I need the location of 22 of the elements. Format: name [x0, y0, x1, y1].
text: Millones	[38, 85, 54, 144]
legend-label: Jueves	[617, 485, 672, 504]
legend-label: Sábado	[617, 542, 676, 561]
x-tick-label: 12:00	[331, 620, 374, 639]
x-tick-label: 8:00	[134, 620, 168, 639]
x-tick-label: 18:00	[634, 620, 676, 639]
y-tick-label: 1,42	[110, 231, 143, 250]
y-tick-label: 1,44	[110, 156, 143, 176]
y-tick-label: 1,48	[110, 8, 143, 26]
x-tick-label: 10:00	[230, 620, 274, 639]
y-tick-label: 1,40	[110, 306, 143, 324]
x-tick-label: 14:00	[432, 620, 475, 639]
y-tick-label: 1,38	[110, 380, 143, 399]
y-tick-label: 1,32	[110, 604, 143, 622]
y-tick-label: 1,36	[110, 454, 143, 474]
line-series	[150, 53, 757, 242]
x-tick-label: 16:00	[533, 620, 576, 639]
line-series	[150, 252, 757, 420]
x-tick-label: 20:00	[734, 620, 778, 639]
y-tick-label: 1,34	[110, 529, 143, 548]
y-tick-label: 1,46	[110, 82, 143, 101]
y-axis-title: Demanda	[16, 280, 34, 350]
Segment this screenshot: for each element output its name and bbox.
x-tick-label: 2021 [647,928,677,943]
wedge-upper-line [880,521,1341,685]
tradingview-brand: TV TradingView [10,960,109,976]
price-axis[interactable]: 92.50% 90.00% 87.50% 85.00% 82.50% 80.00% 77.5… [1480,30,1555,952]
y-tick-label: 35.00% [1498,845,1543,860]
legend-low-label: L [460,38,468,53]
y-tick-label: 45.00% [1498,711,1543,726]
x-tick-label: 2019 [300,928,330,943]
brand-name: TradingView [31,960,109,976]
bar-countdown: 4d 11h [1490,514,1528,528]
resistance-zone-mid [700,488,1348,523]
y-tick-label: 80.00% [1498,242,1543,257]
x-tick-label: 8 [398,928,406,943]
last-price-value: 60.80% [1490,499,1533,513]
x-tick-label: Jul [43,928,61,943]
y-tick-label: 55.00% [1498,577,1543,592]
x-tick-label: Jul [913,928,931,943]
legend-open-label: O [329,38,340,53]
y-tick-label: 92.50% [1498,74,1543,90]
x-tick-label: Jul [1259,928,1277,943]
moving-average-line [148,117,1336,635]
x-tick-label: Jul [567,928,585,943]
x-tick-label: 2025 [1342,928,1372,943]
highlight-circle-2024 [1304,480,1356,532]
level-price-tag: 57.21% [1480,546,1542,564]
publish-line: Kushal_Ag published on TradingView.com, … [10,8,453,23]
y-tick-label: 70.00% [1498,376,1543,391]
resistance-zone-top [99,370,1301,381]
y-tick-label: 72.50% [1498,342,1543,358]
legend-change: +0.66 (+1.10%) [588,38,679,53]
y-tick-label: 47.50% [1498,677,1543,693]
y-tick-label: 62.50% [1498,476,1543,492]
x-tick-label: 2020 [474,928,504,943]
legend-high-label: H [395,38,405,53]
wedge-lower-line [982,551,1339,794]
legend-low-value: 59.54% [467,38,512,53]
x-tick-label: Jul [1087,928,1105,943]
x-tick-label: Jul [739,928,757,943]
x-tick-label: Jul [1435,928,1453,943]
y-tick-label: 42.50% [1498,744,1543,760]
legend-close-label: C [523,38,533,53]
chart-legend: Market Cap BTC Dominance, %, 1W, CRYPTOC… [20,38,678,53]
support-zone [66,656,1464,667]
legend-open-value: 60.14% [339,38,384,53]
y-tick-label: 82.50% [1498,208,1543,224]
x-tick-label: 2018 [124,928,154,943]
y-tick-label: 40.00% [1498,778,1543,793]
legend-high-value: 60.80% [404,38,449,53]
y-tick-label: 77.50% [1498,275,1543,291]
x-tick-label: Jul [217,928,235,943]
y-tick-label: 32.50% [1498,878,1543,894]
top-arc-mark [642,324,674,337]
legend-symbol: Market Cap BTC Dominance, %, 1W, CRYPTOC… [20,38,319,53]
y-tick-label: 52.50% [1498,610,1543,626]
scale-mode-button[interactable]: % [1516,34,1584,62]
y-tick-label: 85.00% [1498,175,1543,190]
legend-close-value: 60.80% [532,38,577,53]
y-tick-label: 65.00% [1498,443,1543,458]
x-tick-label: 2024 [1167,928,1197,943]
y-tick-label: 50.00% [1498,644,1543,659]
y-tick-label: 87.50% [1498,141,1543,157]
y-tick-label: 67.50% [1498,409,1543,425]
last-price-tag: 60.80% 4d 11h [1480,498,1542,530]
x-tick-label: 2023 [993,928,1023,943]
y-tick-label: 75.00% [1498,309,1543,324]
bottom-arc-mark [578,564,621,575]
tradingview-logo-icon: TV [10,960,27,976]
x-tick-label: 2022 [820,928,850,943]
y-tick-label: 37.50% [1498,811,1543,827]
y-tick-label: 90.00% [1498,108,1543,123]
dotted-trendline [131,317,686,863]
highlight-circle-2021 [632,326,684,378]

○ ○ ○ ○

- [Set exercise] Reproduce every item above word for word, keeping each line as it appears.

- [Exercise result]
I need the location of 22 of the elements. Format: name [x0, y0, x1, y1].
text: Millones	[38, 85, 54, 144]
legend-label: Jueves	[617, 485, 672, 504]
legend-label: Sábado	[617, 542, 676, 561]
x-tick-label: 12:00	[331, 620, 374, 639]
x-tick-label: 8:00	[134, 620, 168, 639]
x-tick-label: 18:00	[634, 620, 676, 639]
y-tick-label: 1,42	[110, 231, 143, 250]
y-tick-label: 1,44	[110, 156, 143, 176]
y-tick-label: 1,48	[110, 8, 143, 26]
x-tick-label: 10:00	[230, 620, 274, 639]
y-tick-label: 1,40	[110, 306, 143, 324]
x-tick-label: 14:00	[432, 620, 475, 639]
y-tick-label: 1,38	[110, 380, 143, 399]
y-tick-label: 1,32	[110, 604, 143, 622]
y-tick-label: 1,36	[110, 454, 143, 474]
line-series	[150, 53, 757, 242]
x-tick-label: 16:00	[533, 620, 576, 639]
line-series	[150, 252, 757, 420]
x-tick-label: 20:00	[734, 620, 778, 639]
y-tick-label: 1,34	[110, 529, 143, 548]
y-tick-label: 1,46	[110, 82, 143, 101]
y-axis-title: Demanda	[16, 280, 34, 350]
Segment this screenshot: for each element output its name and bbox.
x-tick-label: 2021 [647,928,677,943]
wedge-upper-line [880,521,1341,685]
tradingview-brand: TV TradingView [10,960,109,976]
price-axis[interactable]: 92.50% 90.00% 87.50% 85.00% 82.50% 80.00% 77.5… [1480,30,1555,952]
y-tick-label: 35.00% [1498,845,1543,860]
legend-low-label: L [460,38,468,53]
y-tick-label: 45.00% [1498,711,1543,726]
x-tick-label: 2019 [300,928,330,943]
brand-name: TradingView [31,960,109,976]
bar-countdown: 4d 11h [1490,514,1528,528]
resistance-zone-mid [700,488,1348,523]
y-tick-label: 80.00% [1498,242,1543,257]
x-tick-label: 8 [398,928,406,943]
last-price-value: 60.80% [1490,499,1533,513]
x-tick-label: Jul [43,928,61,943]
y-tick-label: 55.00% [1498,577,1543,592]
x-tick-label: Jul [913,928,931,943]
legend-open-label: O [329,38,340,53]
y-tick-label: 92.50% [1498,74,1543,90]
x-tick-label: Jul [1259,928,1277,943]
moving-average-line [148,117,1336,635]
x-tick-label: Jul [567,928,585,943]
x-tick-label: 2025 [1342,928,1372,943]
highlight-circle-2024 [1304,480,1356,532]
level-price-tag: 57.21% [1480,546,1542,564]
publish-line: Kushal_Ag published on TradingView.com, … [10,8,453,23]
y-tick-label: 70.00% [1498,376,1543,391]
resistance-zone-top [99,370,1301,381]
y-tick-label: 72.50% [1498,342,1543,358]
legend-change: +0.66 (+1.10%) [588,38,679,53]
y-tick-label: 47.50% [1498,677,1543,693]
y-tick-label: 62.50% [1498,476,1543,492]
x-tick-label: 2020 [474,928,504,943]
legend-high-label: H [395,38,405,53]
wedge-lower-line [982,551,1339,794]
legend-low-value: 59.54% [467,38,512,53]
x-tick-label: Jul [1087,928,1105,943]
x-tick-label: Jul [739,928,757,943]
x-tick-label: Jul [1435,928,1453,943]
y-tick-label: 42.50% [1498,744,1543,760]
legend-close-label: C [523,38,533,53]
chart-legend: Market Cap BTC Dominance, %, 1W, CRYPTOC… [20,38,678,53]
support-zone [66,656,1464,667]
legend-open-value: 60.14% [339,38,384,53]
y-tick-label: 82.50% [1498,208,1543,224]
x-tick-label: 2018 [124,928,154,943]
y-tick-label: 40.00% [1498,778,1543,793]
legend-high-value: 60.80% [404,38,449,53]
y-tick-label: 77.50% [1498,275,1543,291]
x-tick-label: Jul [217,928,235,943]
y-tick-label: 32.50% [1498,878,1543,894]
top-arc-mark [642,324,674,337]
legend-symbol: Market Cap BTC Dominance, %, 1W, CRYPTOC… [20,38,319,53]
y-tick-label: 52.50% [1498,610,1543,626]
scale-mode-button[interactable]: % [1516,34,1584,62]
y-tick-label: 85.00% [1498,175,1543,190]
legend-close-value: 60.80% [532,38,577,53]
y-tick-label: 65.00% [1498,443,1543,458]
x-tick-label: 2024 [1167,928,1197,943]
y-tick-label: 50.00% [1498,644,1543,659]
y-tick-label: 87.50% [1498,141,1543,157]
y-tick-label: 67.50% [1498,409,1543,425]
last-price-tag: 60.80% 4d 11h [1480,498,1542,530]
x-tick-label: 2023 [993,928,1023,943]
y-tick-label: 75.00% [1498,309,1543,324]
bottom-arc-mark [578,564,621,575]
tradingview-logo-icon: TV [10,960,27,976]
x-tick-label: 2022 [820,928,850,943]
y-tick-label: 37.50% [1498,811,1543,827]
y-tick-label: 90.00% [1498,108,1543,123]
dotted-trendline [131,317,686,863]
highlight-circle-2021 [632,326,684,378]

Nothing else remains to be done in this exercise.